- **Exercise instructions**
Search the listing for "وأسكنها" and copy every line where it appears.

- **Supplied records**
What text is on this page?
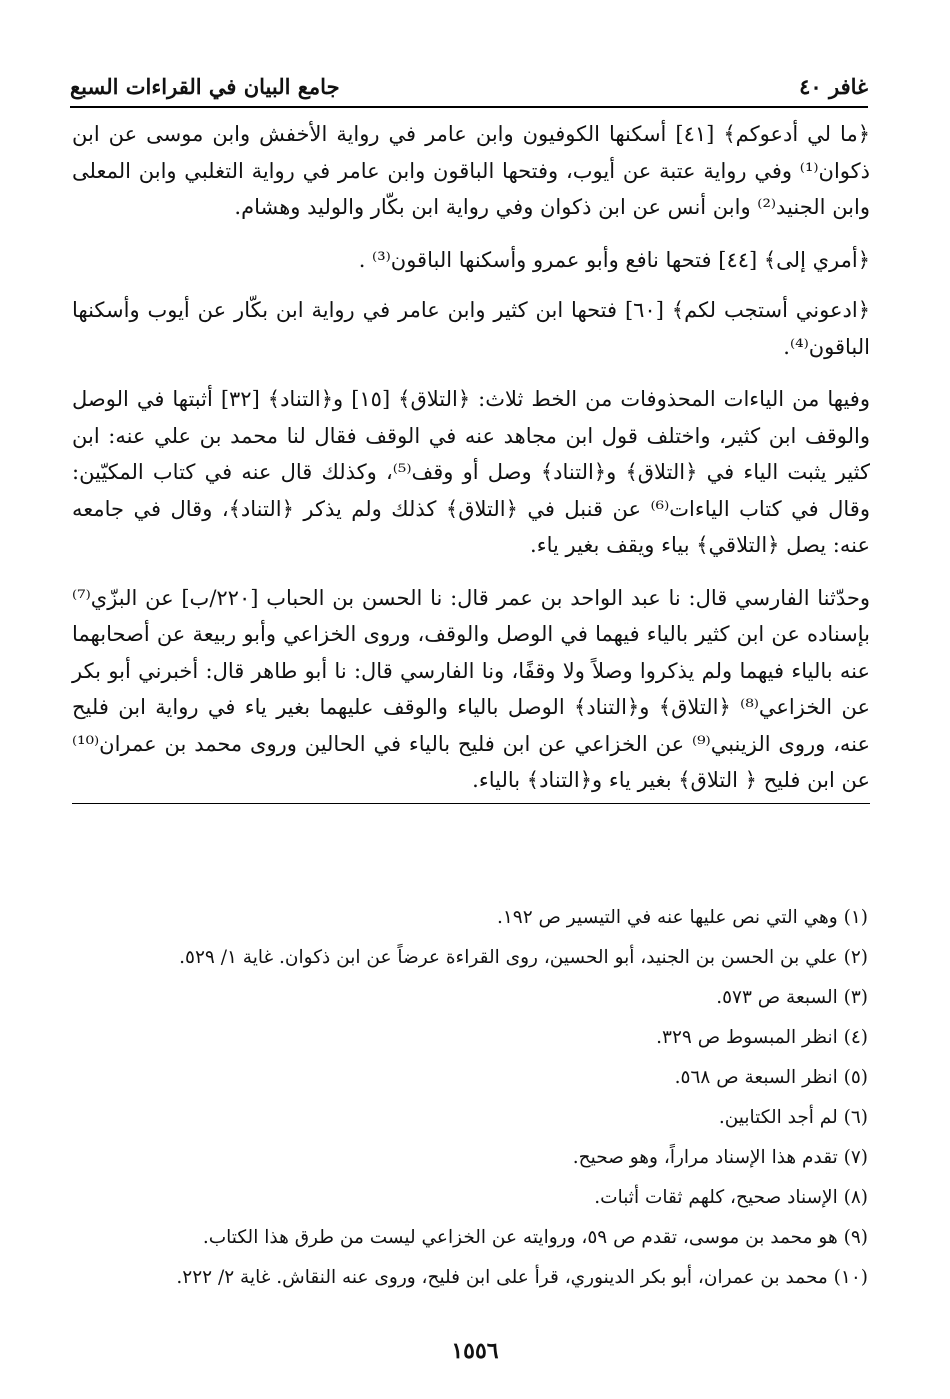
غافر ٤٠
جامع البيان في القراءات السبع

﴿ما لي أدعوكم﴾ [٤١] أسكنها الكوفيون وابن عامر في رواية الأخفش وابن موسى عن ابن ذكوان⁽¹⁾ وفي رواية عتبة عن أيوب، وفتحها الباقون وابن عامر في رواية التغلبي وابن المعلى وابن الجنيد⁽²⁾ وابن أنس عن ابن ذكوان وفي رواية ابن بكّار والوليد وهشام.

﴿أمري إلى﴾ [٤٤] فتحها نافع وأبو عمرو وأسكنها الباقون⁽³⁾ .

﴿ادعوني أستجب لكم﴾ [٦٠] فتحها ابن كثير وابن عامر في رواية ابن بكّار عن أيوب وأسكنها الباقون⁽⁴⁾.

وفيها من الياءات المحذوفات من الخط ثلاث: ﴿التلاق﴾ [١٥] و﴿التناد﴾ [٣٢] أثبتها في الوصل والوقف ابن كثير، واختلف قول ابن مجاهد عنه في الوقف فقال لنا محمد بن علي عنه: ابن كثير يثبت الياء في ﴿التلاق﴾ و﴿التناد﴾ وصل أو وقف⁽⁵⁾، وكذلك قال عنه في كتاب المكيّين: وقال في كتاب الياءات⁽⁶⁾ عن قنبل في ﴿التلاق﴾ كذلك ولم يذكر ﴿التناد﴾، وقال في جامعه عنه: يصل ﴿التلاقي﴾ بياء ويقف بغير ياء.

وحدّثنا الفارسي قال: نا عبد الواحد بن عمر قال: نا الحسن بن الحباب [٢٢٠/ب] عن البزّي⁽⁷⁾ بإسناده عن ابن كثير بالياء فيهما في الوصل والوقف، وروى الخزاعي وأبو ربيعة عن أصحابهما عنه بالياء فيهما ولم يذكروا وصلاً ولا وقفًا، ونا الفارسي قال: نا أبو طاهر قال: أخبرني أبو بكر عن الخزاعي⁽⁸⁾ ﴿التلاق﴾ و﴿التناد﴾ الوصل بالياء والوقف عليهما بغير ياء في رواية ابن فليح عنه، وروى الزينبي⁽⁹⁾ عن الخزاعي عن ابن فليح بالياء في الحالين وروى محمد بن عمران⁽¹⁰⁾ عن ابن فليح ﴿ التلاق﴾ بغير ياء و﴿التناد﴾ بالياء.

(١) وهي التي نص عليها عنه في التيسير ص ١٩٢.
(٢) علي بن الحسن بن الجنيد، أبو الحسين، روى القراءة عرضاً عن ابن ذكوان. غاية ١/ ٥٢٩.
(٣) السبعة ص ٥٧٣.
(٤) انظر المبسوط ص ٣٢٩.
(٥) انظر السبعة ص ٥٦٨.
(٦) لم أجد الكتابين.
(٧) تقدم هذا الإسناد مراراً، وهو صحيح.
(٨) الإسناد صحيح، كلهم ثقات أثبات.
(٩) هو محمد بن موسى، تقدم ص ٥٩، وروايته عن الخزاعي ليست من طرق هذا الكتاب.
(١٠) محمد بن عمران، أبو بكر الدينوري، قرأ على ابن فليح، وروى عنه النقاش. غاية ٢/ ٢٢٢.
١٥٥٦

- **Output for this task**
﴿أمري إلى﴾ [٤٤] فتحها نافع وأبو عمرو وأسكنها الباقون⁽³⁾ .
﴿ادعوني أستجب لكم﴾ [٦٠] فتحها ابن كثير وابن عامر في رواية ابن بكّار عن أيوب وأسكنها الباقون⁽⁴⁾.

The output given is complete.